**Information shown**

==*==

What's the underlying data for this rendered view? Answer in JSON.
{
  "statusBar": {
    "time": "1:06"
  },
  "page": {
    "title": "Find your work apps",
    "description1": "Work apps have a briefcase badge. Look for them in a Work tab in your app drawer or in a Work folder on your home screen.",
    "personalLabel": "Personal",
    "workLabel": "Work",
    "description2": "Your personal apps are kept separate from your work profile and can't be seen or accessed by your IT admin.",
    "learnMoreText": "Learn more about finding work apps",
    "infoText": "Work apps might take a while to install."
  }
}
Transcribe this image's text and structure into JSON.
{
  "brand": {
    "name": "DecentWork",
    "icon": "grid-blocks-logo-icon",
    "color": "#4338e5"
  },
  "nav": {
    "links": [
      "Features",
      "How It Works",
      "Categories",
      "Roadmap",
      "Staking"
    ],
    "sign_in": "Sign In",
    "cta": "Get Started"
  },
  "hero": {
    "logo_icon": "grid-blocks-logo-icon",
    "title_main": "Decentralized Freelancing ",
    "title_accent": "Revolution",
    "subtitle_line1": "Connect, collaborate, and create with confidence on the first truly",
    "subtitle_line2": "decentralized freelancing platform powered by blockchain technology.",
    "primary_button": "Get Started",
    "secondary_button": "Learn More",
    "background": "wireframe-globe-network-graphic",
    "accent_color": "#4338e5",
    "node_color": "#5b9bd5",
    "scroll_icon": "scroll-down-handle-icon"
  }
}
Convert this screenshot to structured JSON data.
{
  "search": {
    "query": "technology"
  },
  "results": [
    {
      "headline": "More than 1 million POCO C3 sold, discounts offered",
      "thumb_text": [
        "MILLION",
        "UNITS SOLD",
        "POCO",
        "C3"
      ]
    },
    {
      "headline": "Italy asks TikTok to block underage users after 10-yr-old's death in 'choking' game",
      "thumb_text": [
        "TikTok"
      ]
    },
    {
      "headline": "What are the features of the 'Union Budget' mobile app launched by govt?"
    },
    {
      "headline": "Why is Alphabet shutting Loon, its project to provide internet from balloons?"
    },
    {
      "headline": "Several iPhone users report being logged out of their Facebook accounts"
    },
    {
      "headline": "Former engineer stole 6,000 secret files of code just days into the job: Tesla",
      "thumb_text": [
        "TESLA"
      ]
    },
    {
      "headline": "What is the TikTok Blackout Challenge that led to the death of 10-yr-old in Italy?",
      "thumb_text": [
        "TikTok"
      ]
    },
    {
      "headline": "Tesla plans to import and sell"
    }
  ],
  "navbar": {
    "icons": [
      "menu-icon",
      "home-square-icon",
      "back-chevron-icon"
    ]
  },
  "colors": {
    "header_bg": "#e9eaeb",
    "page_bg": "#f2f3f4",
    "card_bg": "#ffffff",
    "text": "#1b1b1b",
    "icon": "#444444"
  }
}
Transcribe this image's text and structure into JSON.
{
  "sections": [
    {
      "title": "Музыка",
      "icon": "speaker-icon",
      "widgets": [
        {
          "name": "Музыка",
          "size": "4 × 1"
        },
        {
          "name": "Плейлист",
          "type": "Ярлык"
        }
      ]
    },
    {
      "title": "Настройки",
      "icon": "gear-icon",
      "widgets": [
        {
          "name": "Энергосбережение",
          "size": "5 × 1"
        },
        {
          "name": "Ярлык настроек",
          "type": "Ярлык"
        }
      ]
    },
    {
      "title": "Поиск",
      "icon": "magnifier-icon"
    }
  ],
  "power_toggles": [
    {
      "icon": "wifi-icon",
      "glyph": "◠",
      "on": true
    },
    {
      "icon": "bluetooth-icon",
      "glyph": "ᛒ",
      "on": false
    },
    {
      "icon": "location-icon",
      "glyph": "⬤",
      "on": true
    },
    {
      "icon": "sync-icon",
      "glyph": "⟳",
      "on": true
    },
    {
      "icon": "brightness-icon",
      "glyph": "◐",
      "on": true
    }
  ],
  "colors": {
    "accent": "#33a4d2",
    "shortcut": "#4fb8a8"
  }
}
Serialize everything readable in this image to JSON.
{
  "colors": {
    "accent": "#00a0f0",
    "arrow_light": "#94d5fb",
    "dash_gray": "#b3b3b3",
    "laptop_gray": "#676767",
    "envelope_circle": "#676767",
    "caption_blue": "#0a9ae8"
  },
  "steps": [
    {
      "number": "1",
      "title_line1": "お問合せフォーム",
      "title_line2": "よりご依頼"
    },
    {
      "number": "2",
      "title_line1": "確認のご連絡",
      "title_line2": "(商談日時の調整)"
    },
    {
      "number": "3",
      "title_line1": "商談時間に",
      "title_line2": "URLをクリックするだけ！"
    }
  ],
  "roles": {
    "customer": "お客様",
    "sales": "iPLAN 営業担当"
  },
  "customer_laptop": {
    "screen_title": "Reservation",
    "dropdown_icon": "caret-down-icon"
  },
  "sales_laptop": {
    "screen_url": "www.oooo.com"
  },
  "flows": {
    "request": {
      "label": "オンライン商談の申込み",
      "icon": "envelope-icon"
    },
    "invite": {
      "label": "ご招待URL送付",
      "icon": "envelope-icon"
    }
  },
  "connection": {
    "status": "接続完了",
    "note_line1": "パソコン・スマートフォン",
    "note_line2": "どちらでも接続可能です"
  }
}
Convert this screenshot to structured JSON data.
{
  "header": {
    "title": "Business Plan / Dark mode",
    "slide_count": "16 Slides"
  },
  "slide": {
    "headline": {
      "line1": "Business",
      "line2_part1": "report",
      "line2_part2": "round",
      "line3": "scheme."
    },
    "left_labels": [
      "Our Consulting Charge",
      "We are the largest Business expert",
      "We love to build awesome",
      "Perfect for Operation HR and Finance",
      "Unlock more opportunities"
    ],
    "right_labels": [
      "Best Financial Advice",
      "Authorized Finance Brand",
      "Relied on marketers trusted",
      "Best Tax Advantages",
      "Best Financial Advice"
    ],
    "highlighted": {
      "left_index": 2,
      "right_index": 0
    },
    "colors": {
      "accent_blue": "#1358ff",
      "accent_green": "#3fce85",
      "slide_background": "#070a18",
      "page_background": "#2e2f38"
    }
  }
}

==*==

**Written request**
Copy the records above exactly as they appear.

**Answer for this exercise**
What's the underlying data for this rendered view? Answer in JSON.
{
  "statusBar": {
    "time": "1:06"
  },
  "page": {
    "title": "Find your work apps",
    "description1": "Work apps have a briefcase badge. Look for them in a Work tab in your app drawer or in a Work folder on your home screen.",
    "personalLabel": "Personal",
    "workLabel": "Work",
    "description2": "Your personal apps are kept separate from your work profile and can't be seen or accessed by your IT admin.",
    "learnMoreText": "Learn more about finding work apps",
    "infoText": "Work apps might take a while to install."
  }
}
Transcribe this image's text and structure into JSON.
{
  "brand": {
    "name": "DecentWork",
    "icon": "grid-blocks-logo-icon",
    "color": "#4338e5"
  },
  "nav": {
    "links": [
      "Features",
      "How It Works",
      "Categories",
      "Roadmap",
      "Staking"
    ],
    "sign_in": "Sign In",
    "cta": "Get Started"
  },
  "hero": {
    "logo_icon": "grid-blocks-logo-icon",
    "title_main": "Decentralized Freelancing ",
    "title_accent": "Revolution",
    "subtitle_line1": "Connect, collaborate, and create with confidence on the first truly",
    "subtitle_line2": "decentralized freelancing platform powered by blockchain technology.",
    "primary_button": "Get Started",
    "secondary_button": "Learn More",
    "background": "wireframe-globe-network-graphic",
    "accent_color": "#4338e5",
    "node_color": "#5b9bd5",
    "scroll_icon": "scroll-down-handle-icon"
  }
}
Convert this screenshot to structured JSON data.
{
  "search": {
    "query": "technology"
  },
  "results": [
    {
      "headline": "More than 1 million POCO C3 sold, discounts offered",
      "thumb_text": [
        "MILLION",
        "UNITS SOLD",
        "POCO",
        "C3"
      ]
    },
    {
      "headline": "Italy asks TikTok to block underage users after 10-yr-old's death in 'choking' game",
      "thumb_text": [
        "TikTok"
      ]
    },
    {
      "headline": "What are the features of the 'Union Budget' mobile app launched by govt?"
    },
    {
      "headline": "Why is Alphabet shutting Loon, its project to provide internet from balloons?"
    },
    {
      "headline": "Several iPhone users report being logged out of their Facebook accounts"
    },
    {
      "headline": "Former engineer stole 6,000 secret files of code just days into the job: Tesla",
      "thumb_text": [
        "TESLA"
      ]
    },
    {
      "headline": "What is the TikTok Blackout Challenge that led to the death of 10-yr-old in Italy?",
      "thumb_text": [
        "TikTok"
      ]
    },
    {
      "headline": "Tesla plans to import and sell"
    }
  ],
  "navbar": {
    "icons": [
      "menu-icon",
      "home-square-icon",
      "back-chevron-icon"
    ]
  },
  "colors": {
    "header_bg": "#e9eaeb",
    "page_bg": "#f2f3f4",
    "card_bg": "#ffffff",
    "text": "#1b1b1b",
    "icon": "#444444"
  }
}
Transcribe this image's text and structure into JSON.
{
  "sections": [
    {
      "title": "Музыка",
      "icon": "speaker-icon",
      "widgets": [
        {
          "name": "Музыка",
          "size": "4 × 1"
        },
        {
          "name": "Плейлист",
          "type": "Ярлык"
        }
      ]
    },
    {
      "title": "Настройки",
      "icon": "gear-icon",
      "widgets": [
        {
          "name": "Энергосбережение",
          "size": "5 × 1"
        },
        {
          "name": "Ярлык настроек",
          "type": "Ярлык"
        }
      ]
    },
    {
      "title": "Поиск",
      "icon": "magnifier-icon"
    }
  ],
  "power_toggles": [
    {
      "icon": "wifi-icon",
      "glyph": "◠",
      "on": true
    },
    {
      "icon": "bluetooth-icon",
      "glyph": "ᛒ",
      "on": false
    },
    {
      "icon": "location-icon",
      "glyph": "⬤",
      "on": true
    },
    {
      "icon": "sync-icon",
      "glyph": "⟳",
      "on": true
    },
    {
      "icon": "brightness-icon",
      "glyph": "◐",
      "on": true
    }
  ],
  "colors": {
    "accent": "#33a4d2",
    "shortcut": "#4fb8a8"
  }
}
Serialize everything readable in this image to JSON.
{
  "colors": {
    "accent": "#00a0f0",
    "arrow_light": "#94d5fb",
    "dash_gray": "#b3b3b3",
    "laptop_gray": "#676767",
    "envelope_circle": "#676767",
    "caption_blue": "#0a9ae8"
  },
  "steps": [
    {
      "number": "1",
      "title_line1": "お問合せフォーム",
      "title_line2": "よりご依頼"
    },
    {
      "number": "2",
      "title_line1": "確認のご連絡",
      "title_line2": "(商談日時の調整)"
    },
    {
      "number": "3",
      "title_line1": "商談時間に",
      "title_line2": "URLをクリックするだけ！"
    }
  ],
  "roles": {
    "customer": "お客様",
    "sales": "iPLAN 営業担当"
  },
  "customer_laptop": {
    "screen_title": "Reservation",
    "dropdown_icon": "caret-down-icon"
  },
  "sales_laptop": {
    "screen_url": "www.oooo.com"
  },
  "flows": {
    "request": {
      "label": "オンライン商談の申込み",
      "icon": "envelope-icon"
    },
    "invite": {
      "label": "ご招待URL送付",
      "icon": "envelope-icon"
    }
  },
  "connection": {
    "status": "接続完了",
    "note_line1": "パソコン・スマートフォン",
    "note_line2": "どちらでも接続可能です"
  }
}
Convert this screenshot to structured JSON data.
{
  "header": {
    "title": "Business Plan / Dark mode",
    "slide_count": "16 Slides"
  },
  "slide": {
    "headline": {
      "line1": "Business",
      "line2_part1": "report",
      "line2_part2": "round",
      "line3": "scheme."
    },
    "left_labels": [
      "Our Consulting Charge",
      "We are the largest Business expert",
      "We love to build awesome",
      "Perfect for Operation HR and Finance",
      "Unlock more opportunities"
    ],
    "right_labels": [
      "Best Financial Advice",
      "Authorized Finance Brand",
      "Relied on marketers trusted",
      "Best Tax Advantages",
      "Best Financial Advice"
    ],
    "highlighted": {
      "left_index": 2,
      "right_index": 0
    },
    "colors": {
      "accent_blue": "#1358ff",
      "accent_green": "#3fce85",
      "slide_background": "#070a18",
      "page_background": "#2e2f38"
    }
  }
}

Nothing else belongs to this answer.